Print all of the entries exactly, minus the pictures.

=== Items ===

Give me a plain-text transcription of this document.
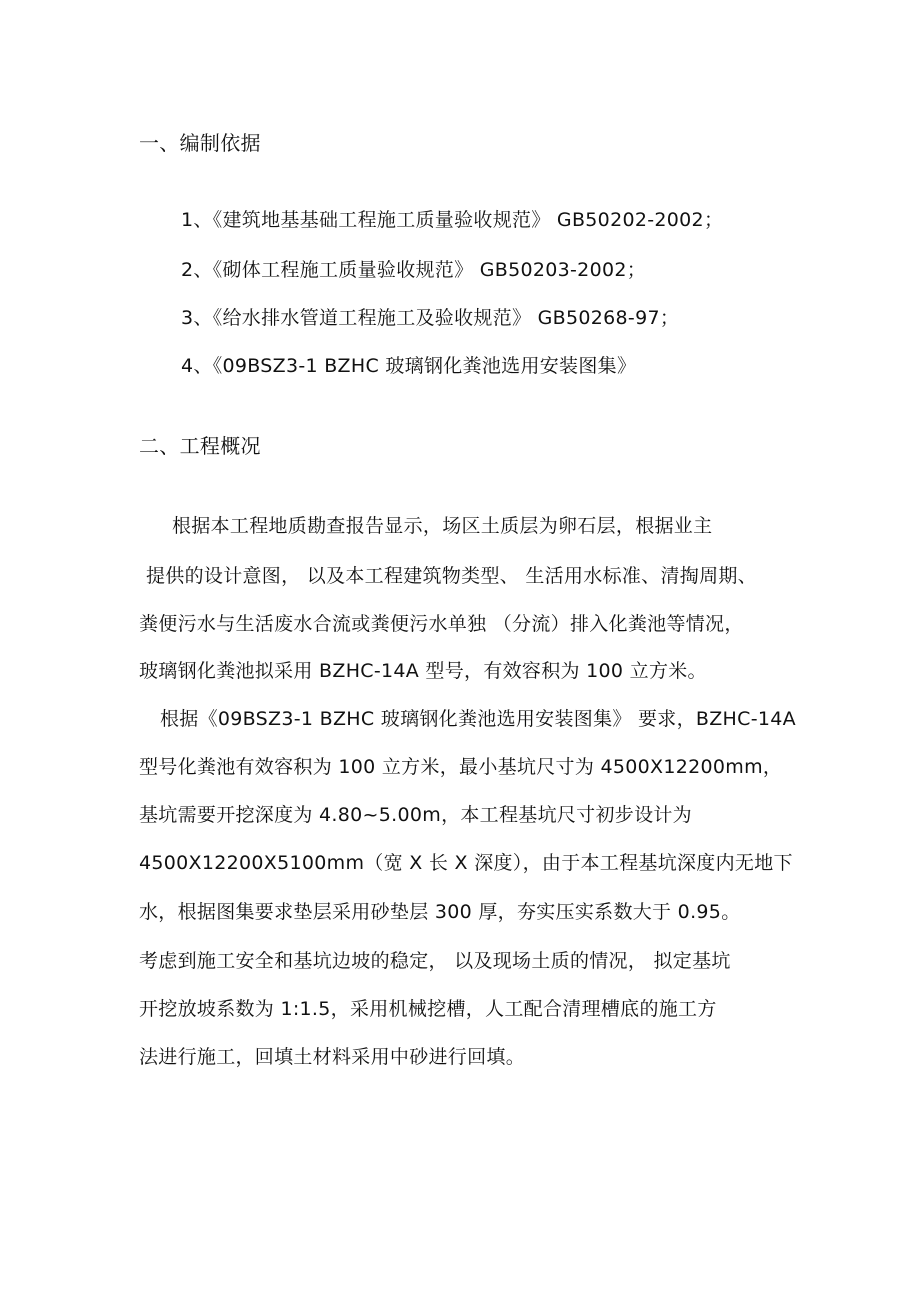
一、编制依据
1、《建筑地基基础工程施工质量验收规范》 GB50202-2002；
2、《砌体工程施工质量验收规范》 GB50203-2002；
3、《给水排水管道工程施工及验收规范》 GB50268-97；
4、《09BSZ3-1 BZHC 玻璃钢化粪池选用安装图集》
二、工程概况
根据本工程地质勘查报告显示，场区土质层为卵石层，根据业主
提供的设计意图， 以及本工程建筑物类型、 生活用水标准、清掏周期、
粪便污水与生活废水合流或粪便污水单独 （分流）排入化粪池等情况，
玻璃钢化粪池拟采用 BZHC-14A 型号，有效容积为 100 立方米。
根据《09BSZ3-1 BZHC 玻璃钢化粪池选用安装图集》 要求，BZHC-14A
型号化粪池有效容积为 100 立方米，最小基坑尺寸为 4500X12200mm，
基坑需要开挖深度为 4.80~5.00m，本工程基坑尺寸初步设计为
4500X12200X5100mm（宽 X 长 X 深度），由于本工程基坑深度内无地下
水，根据图集要求垫层采用砂垫层 300 厚，夯实压实系数大于 0.95。
考虑到施工安全和基坑边坡的稳定， 以及现场土质的情况， 拟定基坑
开挖放坡系数为 1:1.5，采用机械挖槽，人工配合清理槽底的施工方
法进行施工，回填土材料采用中砂进行回填。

===

> _Task output_:
Give me a plain-text transcription of this document.
一、编制依据
1、《建筑地基基础工程施工质量验收规范》 GB50202-2002；
2、《砌体工程施工质量验收规范》 GB50203-2002；
3、《给水排水管道工程施工及验收规范》 GB50268-97；
4、《09BSZ3-1 BZHC 玻璃钢化粪池选用安装图集》
二、工程概况
根据本工程地质勘查报告显示，场区土质层为卵石层，根据业主
提供的设计意图， 以及本工程建筑物类型、 生活用水标准、清掏周期、
粪便污水与生活废水合流或粪便污水单独 （分流）排入化粪池等情况，
玻璃钢化粪池拟采用 BZHC-14A 型号，有效容积为 100 立方米。
根据《09BSZ3-1 BZHC 玻璃钢化粪池选用安装图集》 要求，BZHC-14A
型号化粪池有效容积为 100 立方米，最小基坑尺寸为 4500X12200mm，
基坑需要开挖深度为 4.80~5.00m，本工程基坑尺寸初步设计为
4500X12200X5100mm（宽 X 长 X 深度），由于本工程基坑深度内无地下
水，根据图集要求垫层采用砂垫层 300 厚，夯实压实系数大于 0.95。
考虑到施工安全和基坑边坡的稳定， 以及现场土质的情况， 拟定基坑
开挖放坡系数为 1:1.5，采用机械挖槽，人工配合清理槽底的施工方
法进行施工，回填土材料采用中砂进行回填。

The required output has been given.